PROBLEM STATEMENT ::
Each line below is to be written out in full, exactly as shown.

Records from a collection of figures ::
>> begin

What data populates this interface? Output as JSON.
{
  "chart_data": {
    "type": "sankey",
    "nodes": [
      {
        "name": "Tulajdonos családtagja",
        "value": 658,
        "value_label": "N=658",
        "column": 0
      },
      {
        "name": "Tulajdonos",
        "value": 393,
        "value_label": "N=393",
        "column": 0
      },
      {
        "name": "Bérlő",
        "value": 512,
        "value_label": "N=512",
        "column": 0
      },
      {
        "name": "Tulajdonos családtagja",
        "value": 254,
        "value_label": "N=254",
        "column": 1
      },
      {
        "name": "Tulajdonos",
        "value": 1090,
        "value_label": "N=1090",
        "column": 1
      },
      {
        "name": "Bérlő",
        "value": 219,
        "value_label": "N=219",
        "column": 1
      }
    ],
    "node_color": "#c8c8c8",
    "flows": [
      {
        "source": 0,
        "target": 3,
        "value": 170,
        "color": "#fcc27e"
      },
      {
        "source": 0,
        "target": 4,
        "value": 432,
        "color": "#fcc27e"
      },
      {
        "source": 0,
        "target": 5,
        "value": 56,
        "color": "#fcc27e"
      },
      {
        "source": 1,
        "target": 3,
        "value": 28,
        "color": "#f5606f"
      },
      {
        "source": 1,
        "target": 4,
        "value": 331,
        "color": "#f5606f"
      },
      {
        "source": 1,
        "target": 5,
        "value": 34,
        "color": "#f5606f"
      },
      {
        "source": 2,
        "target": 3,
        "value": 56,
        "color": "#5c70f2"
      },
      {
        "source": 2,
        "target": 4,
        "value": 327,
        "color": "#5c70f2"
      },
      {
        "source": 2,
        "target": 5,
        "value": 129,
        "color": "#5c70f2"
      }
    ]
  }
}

>> end

SOLVED EXERCISE ::
What data populates this interface? Output as JSON.
{
  "chart_data": {
    "type": "sankey",
    "nodes": [
      {
        "name": "Tulajdonos családtagja",
        "value": 658,
        "value_label": "N=658",
        "column": 0
      },
      {
        "name": "Tulajdonos",
        "value": 393,
        "value_label": "N=393",
        "column": 0
      },
      {
        "name": "Bérlő",
        "value": 512,
        "value_label": "N=512",
        "column": 0
      },
      {
        "name": "Tulajdonos családtagja",
        "value": 254,
        "value_label": "N=254",
        "column": 1
      },
      {
        "name": "Tulajdonos",
        "value": 1090,
        "value_label": "N=1090",
        "column": 1
      },
      {
        "name": "Bérlő",
        "value": 219,
        "value_label": "N=219",
        "column": 1
      }
    ],
    "node_color": "#c8c8c8",
    "flows": [
      {
        "source": 0,
        "target": 3,
        "value": 170,
        "color": "#fcc27e"
      },
      {
        "source": 0,
        "target": 4,
        "value": 432,
        "color": "#fcc27e"
      },
      {
        "source": 0,
        "target": 5,
        "value": 56,
        "color": "#fcc27e"
      },
      {
        "source": 1,
        "target": 3,
        "value": 28,
        "color": "#f5606f"
      },
      {
        "source": 1,
        "target": 4,
        "value": 331,
        "color": "#f5606f"
      },
      {
        "source": 1,
        "target": 5,
        "value": 34,
        "color": "#f5606f"
      },
      {
        "source": 2,
        "target": 3,
        "value": 56,
        "color": "#5c70f2"
      },
      {
        "source": 2,
        "target": 4,
        "value": 327,
        "color": "#5c70f2"
      },
      {
        "source": 2,
        "target": 5,
        "value": 129,
        "color": "#5c70f2"
      }
    ]
  }
}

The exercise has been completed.